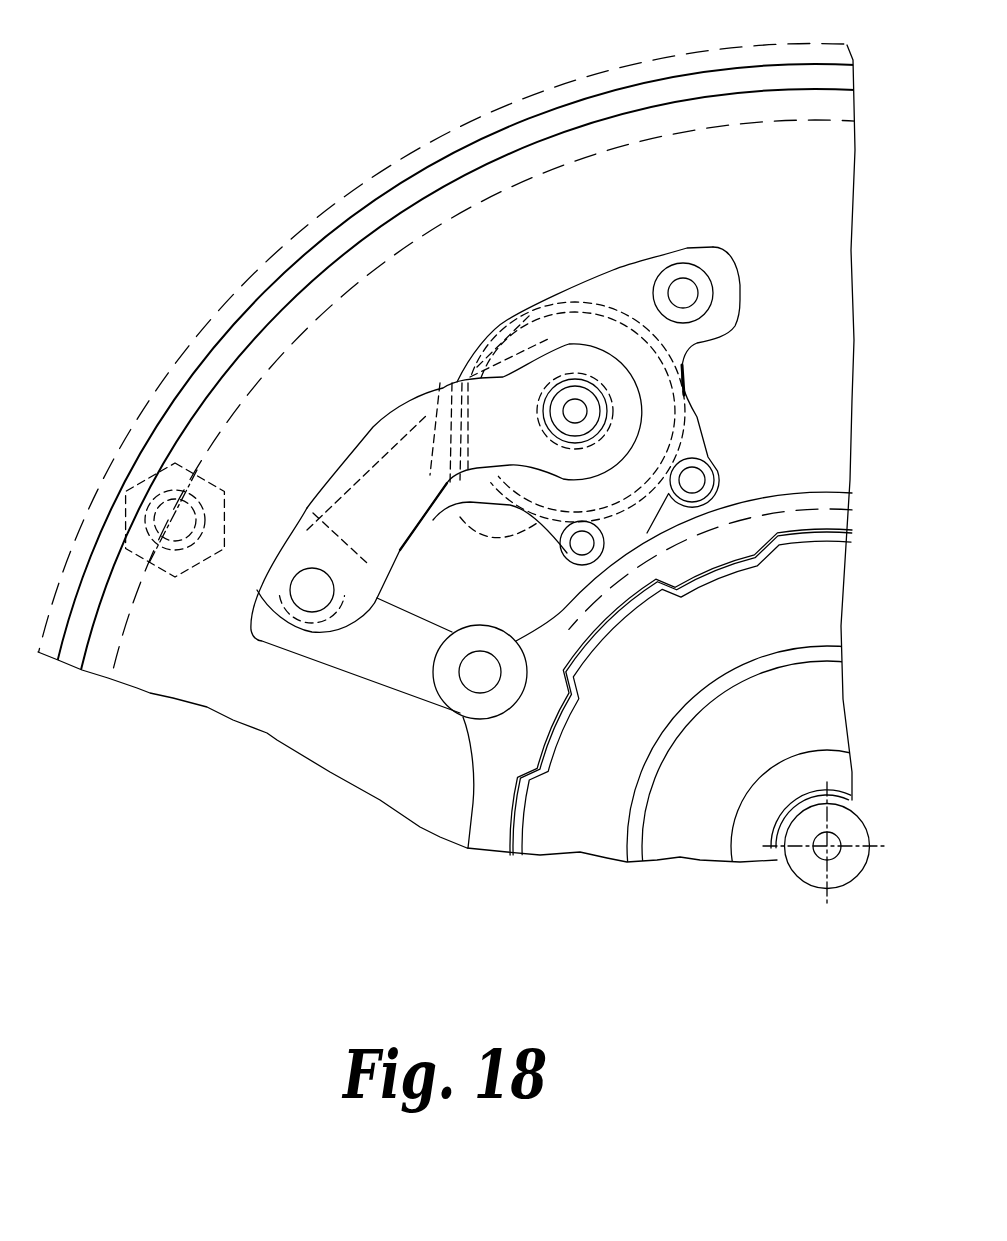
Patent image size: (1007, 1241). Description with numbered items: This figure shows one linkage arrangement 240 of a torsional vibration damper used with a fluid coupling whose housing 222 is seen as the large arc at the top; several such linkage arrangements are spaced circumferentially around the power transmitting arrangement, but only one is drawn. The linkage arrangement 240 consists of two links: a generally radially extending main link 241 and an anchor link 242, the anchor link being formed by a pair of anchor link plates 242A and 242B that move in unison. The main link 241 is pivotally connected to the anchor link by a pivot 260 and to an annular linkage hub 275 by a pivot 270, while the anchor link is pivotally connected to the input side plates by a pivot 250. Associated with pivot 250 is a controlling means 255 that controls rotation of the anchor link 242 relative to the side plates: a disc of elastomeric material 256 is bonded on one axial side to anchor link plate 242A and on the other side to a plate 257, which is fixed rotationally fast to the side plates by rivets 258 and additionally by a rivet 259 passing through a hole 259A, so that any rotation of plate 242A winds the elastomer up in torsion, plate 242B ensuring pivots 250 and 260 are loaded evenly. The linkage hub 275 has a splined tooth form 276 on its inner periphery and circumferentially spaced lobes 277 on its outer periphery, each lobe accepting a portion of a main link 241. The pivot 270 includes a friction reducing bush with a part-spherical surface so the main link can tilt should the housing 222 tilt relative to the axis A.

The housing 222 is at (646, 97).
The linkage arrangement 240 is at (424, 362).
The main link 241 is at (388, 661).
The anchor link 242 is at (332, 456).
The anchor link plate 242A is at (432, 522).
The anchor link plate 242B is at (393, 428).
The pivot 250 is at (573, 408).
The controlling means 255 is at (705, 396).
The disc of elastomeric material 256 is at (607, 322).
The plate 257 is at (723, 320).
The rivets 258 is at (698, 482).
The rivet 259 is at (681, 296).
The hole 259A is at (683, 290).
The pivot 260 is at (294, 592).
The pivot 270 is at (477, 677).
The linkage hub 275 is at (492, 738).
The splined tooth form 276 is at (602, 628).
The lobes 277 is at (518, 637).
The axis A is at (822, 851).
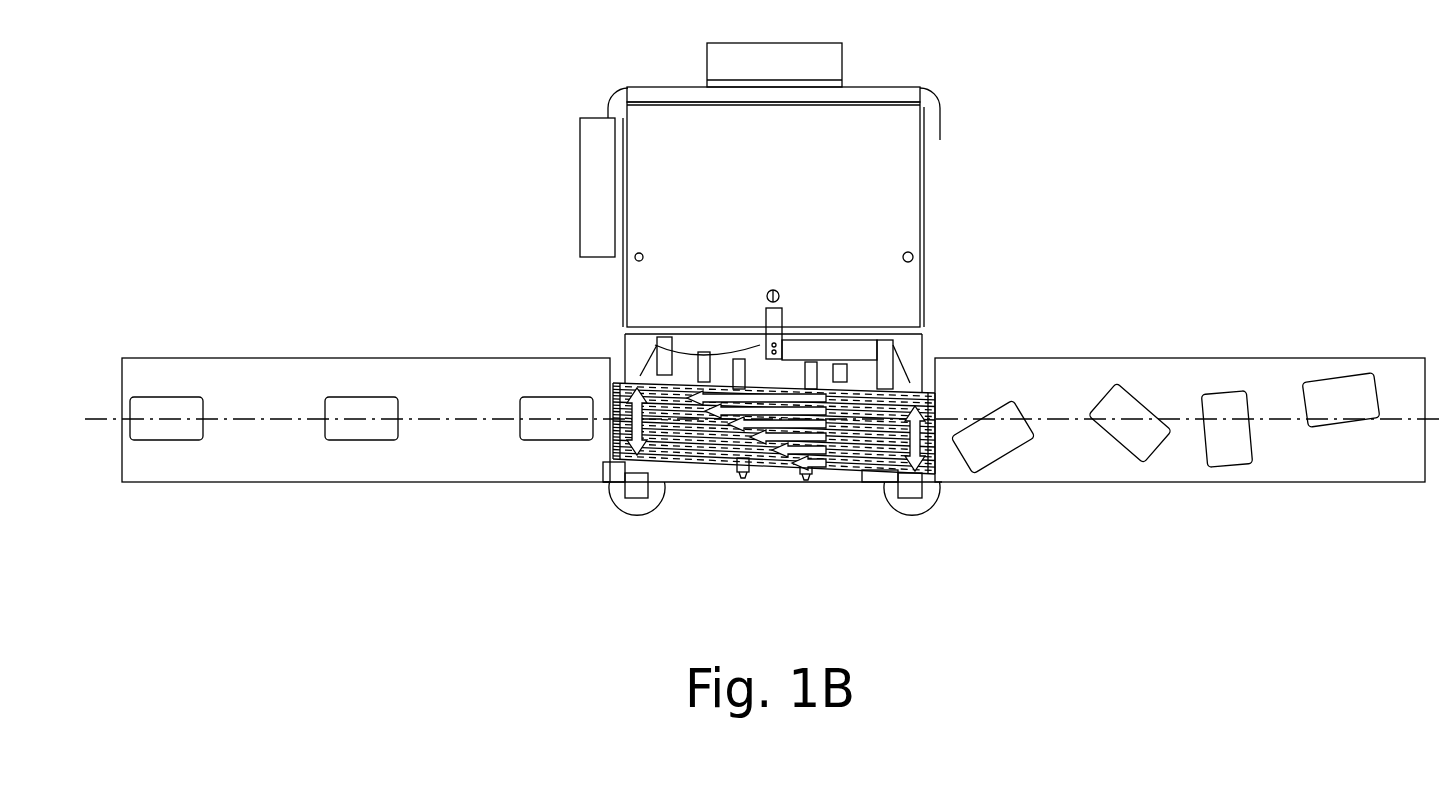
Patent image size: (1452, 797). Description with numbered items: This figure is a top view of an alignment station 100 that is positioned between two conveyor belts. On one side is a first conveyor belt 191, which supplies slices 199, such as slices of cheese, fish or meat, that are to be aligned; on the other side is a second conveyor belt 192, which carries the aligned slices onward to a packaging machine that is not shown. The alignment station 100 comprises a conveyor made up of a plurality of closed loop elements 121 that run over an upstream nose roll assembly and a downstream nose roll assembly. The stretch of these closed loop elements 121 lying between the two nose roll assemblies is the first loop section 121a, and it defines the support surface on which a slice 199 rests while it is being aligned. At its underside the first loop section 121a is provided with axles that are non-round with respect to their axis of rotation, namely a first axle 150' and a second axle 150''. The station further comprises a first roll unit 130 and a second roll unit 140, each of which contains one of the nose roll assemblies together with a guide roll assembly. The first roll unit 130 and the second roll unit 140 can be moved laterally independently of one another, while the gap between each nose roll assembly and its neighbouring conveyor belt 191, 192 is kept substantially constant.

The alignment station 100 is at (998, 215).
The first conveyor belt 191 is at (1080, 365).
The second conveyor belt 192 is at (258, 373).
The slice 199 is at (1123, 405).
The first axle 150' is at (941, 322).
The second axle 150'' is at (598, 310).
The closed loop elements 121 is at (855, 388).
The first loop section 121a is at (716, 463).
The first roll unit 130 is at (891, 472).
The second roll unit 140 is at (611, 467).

- - -

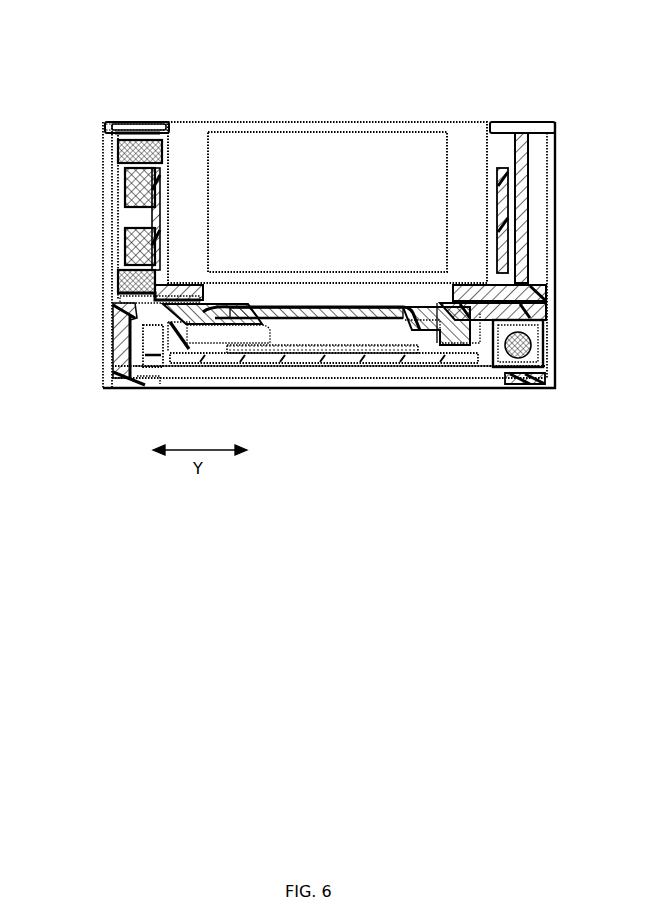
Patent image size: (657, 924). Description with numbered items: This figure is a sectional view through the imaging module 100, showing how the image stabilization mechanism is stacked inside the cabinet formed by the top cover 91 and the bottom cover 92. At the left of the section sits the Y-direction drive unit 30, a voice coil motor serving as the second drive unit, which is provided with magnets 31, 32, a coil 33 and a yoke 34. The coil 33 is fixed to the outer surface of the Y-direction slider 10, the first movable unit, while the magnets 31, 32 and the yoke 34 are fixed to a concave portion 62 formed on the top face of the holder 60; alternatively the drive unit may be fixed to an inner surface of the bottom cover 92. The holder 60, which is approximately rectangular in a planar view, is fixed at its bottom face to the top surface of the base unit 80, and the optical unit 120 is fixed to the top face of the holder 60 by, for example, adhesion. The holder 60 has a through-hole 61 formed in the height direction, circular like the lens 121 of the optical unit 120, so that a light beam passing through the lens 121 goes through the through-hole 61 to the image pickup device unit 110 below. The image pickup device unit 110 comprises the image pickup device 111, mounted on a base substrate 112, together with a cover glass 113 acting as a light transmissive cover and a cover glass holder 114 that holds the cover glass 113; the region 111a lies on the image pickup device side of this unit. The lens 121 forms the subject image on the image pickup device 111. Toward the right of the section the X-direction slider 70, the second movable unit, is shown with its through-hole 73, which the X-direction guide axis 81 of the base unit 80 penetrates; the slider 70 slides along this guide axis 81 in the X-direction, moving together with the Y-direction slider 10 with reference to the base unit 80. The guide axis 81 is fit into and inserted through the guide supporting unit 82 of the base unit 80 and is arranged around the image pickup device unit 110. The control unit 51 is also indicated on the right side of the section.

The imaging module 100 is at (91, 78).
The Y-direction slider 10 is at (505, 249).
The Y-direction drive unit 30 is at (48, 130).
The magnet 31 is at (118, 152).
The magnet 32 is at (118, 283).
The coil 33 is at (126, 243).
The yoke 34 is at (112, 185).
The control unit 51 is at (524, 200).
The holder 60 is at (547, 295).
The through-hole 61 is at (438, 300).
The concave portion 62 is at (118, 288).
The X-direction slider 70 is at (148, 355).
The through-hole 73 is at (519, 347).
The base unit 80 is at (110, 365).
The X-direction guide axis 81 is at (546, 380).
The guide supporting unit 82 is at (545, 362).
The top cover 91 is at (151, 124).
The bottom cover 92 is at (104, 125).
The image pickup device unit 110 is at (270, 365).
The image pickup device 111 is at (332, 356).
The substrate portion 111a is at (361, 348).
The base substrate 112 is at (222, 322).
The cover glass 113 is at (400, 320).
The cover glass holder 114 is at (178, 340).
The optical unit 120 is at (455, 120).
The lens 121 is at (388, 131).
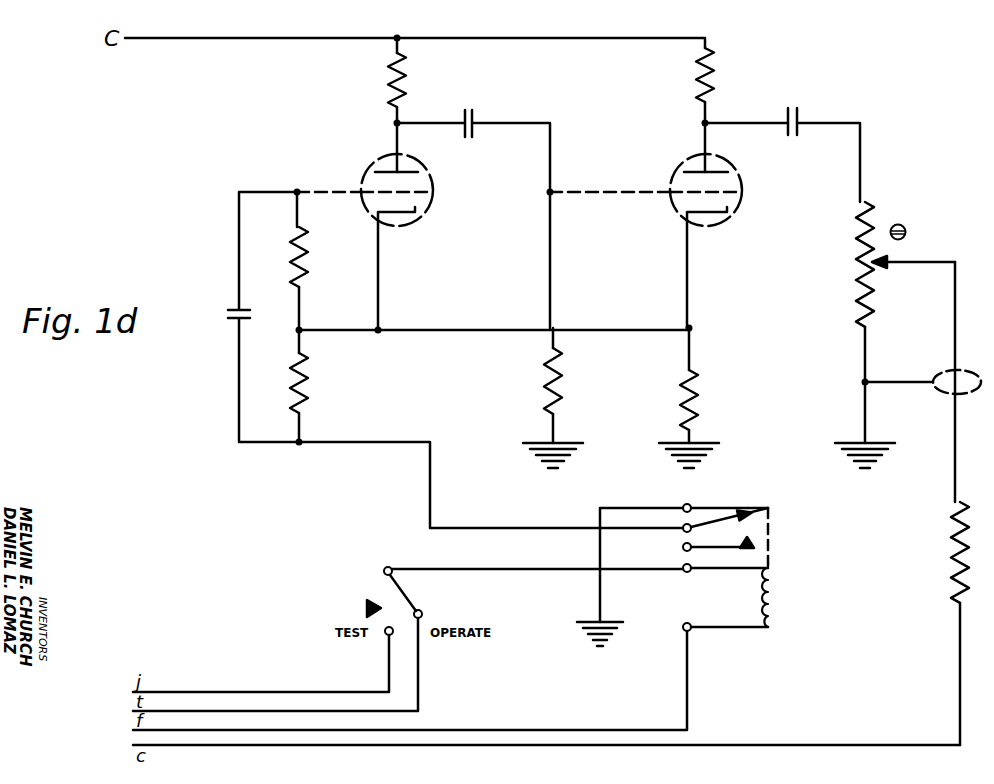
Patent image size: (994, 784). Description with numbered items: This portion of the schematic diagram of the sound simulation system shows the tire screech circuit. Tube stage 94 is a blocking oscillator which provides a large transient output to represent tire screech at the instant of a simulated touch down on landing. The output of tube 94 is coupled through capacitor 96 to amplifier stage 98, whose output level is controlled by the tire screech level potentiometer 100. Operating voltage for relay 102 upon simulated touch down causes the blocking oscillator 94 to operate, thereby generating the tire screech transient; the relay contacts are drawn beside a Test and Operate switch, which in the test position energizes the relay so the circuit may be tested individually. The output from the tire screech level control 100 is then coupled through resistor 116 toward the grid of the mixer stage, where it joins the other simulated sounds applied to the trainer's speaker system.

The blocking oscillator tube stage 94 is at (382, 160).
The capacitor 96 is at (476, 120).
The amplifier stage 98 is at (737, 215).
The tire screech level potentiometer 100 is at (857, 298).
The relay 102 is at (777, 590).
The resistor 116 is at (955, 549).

- - -

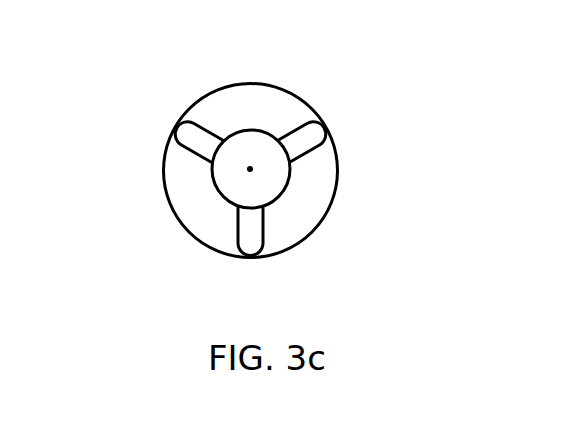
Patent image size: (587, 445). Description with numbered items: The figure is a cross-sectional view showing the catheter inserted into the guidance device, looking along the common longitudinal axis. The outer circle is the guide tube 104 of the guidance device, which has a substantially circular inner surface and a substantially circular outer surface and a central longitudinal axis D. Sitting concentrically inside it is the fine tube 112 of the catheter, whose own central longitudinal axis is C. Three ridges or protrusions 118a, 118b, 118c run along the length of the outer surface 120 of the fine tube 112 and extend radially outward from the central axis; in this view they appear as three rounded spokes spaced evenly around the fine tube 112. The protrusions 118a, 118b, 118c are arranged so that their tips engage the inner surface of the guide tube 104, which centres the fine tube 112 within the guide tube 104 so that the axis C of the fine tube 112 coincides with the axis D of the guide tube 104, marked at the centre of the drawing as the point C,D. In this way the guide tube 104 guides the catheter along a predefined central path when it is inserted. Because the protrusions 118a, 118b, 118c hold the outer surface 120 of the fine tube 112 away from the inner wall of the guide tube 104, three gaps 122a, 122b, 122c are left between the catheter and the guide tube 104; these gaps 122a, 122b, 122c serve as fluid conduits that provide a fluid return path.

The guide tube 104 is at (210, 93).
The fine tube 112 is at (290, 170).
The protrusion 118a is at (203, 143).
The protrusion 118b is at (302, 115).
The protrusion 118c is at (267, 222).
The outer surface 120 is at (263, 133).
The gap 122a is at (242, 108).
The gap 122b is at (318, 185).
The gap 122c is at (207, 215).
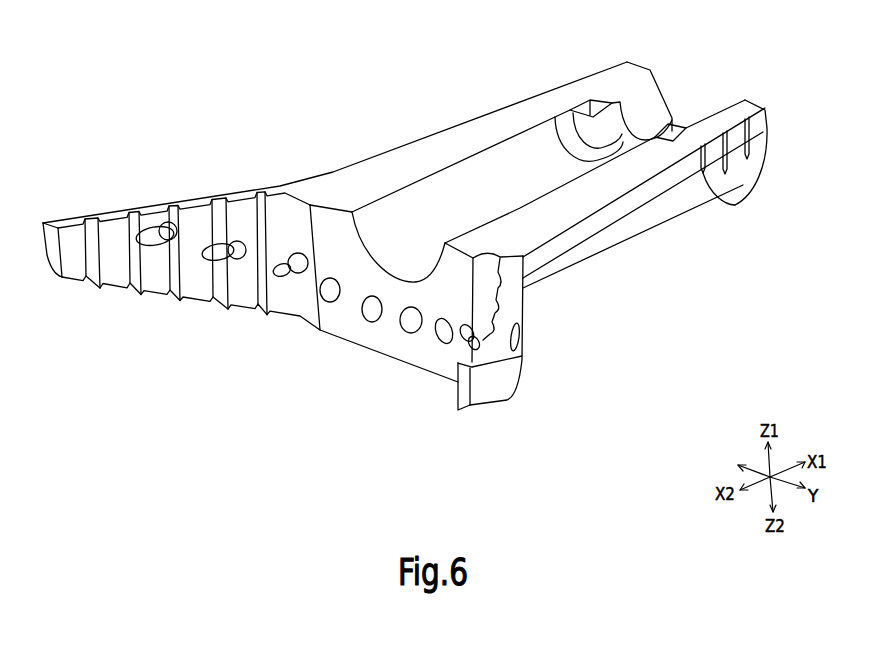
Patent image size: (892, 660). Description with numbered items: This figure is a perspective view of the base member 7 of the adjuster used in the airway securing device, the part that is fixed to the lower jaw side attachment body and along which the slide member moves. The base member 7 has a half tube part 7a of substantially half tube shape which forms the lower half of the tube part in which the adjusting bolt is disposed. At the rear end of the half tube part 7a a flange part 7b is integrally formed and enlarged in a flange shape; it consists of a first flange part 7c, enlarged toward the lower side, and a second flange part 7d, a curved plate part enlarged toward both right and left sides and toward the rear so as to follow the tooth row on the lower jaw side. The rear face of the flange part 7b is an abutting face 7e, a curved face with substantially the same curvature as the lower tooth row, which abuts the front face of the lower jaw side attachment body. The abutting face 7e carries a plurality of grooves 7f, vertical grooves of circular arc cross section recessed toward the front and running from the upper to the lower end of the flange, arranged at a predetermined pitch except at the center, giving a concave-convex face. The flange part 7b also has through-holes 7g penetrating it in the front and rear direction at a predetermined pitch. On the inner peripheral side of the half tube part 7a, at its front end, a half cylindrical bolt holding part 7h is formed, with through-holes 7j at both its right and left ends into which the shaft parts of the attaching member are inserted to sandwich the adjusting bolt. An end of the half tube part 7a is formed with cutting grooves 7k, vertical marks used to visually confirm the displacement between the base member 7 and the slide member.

- - -

### Your goal
Copy the lines of the listing word for word, starting at the line that contains "Patent image size: (994, 784)." and ending at the line that contains "The resistor 116 is at (955, 549).". Include both of those lines.

### Task output
Patent image size: (994, 784). Description with numbered items: This portion of the schematic diagram of the sound simulation system shows the tire screech circuit. Tube stage 94 is a blocking oscillator which provides a large transient output to represent tire screech at the instant of a simulated touch down on landing. The output of tube 94 is coupled through capacitor 96 to amplifier stage 98, whose output level is controlled by the tire screech level potentiometer 100. Operating voltage for relay 102 upon simulated touch down causes the blocking oscillator 94 to operate, thereby generating the tire screech transient; the relay contacts are drawn beside a Test and Operate switch, which in the test position energizes the relay so the circuit may be tested individually. The output from the tire screech level control 100 is then coupled through resistor 116 toward the grid of the mixer stage, where it joins the other simulated sounds applied to the trainer's speaker system.

The blocking oscillator tube stage 94 is at (382, 160).
The capacitor 96 is at (476, 120).
The amplifier stage 98 is at (737, 215).
The tire screech level potentiometer 100 is at (857, 298).
The relay 102 is at (777, 590).
The resistor 116 is at (955, 549).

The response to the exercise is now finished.